Description of the task ▸ Find all lines in the records that include the word "color", and copy them out.

Data supplied ▸
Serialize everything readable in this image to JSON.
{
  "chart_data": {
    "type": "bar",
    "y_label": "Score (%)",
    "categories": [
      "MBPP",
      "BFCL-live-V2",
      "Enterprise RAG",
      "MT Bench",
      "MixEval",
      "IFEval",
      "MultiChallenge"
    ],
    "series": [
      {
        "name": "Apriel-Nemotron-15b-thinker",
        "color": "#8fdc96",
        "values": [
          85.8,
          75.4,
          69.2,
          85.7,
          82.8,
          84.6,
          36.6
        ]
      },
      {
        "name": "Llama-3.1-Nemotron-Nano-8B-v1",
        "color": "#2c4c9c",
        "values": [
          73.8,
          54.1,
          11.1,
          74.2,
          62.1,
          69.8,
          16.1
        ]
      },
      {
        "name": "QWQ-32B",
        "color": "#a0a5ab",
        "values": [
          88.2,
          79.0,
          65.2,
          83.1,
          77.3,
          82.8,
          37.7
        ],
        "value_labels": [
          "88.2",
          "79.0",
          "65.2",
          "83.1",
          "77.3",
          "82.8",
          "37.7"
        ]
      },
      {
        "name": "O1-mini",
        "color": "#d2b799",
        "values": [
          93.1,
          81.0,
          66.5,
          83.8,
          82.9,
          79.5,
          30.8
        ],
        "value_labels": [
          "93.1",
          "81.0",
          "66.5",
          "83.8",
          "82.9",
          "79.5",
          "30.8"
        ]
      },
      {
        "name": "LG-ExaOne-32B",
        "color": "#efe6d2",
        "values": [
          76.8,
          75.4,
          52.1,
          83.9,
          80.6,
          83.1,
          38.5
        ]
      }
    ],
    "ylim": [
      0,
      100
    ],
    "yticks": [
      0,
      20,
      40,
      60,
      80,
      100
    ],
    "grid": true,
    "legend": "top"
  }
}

Exercise result ▸
        "color": "#8fdc96",
        "color": "#2c4c9c",
        "color": "#a0a5ab",
        "color": "#d2b799",
        "color": "#efe6d2",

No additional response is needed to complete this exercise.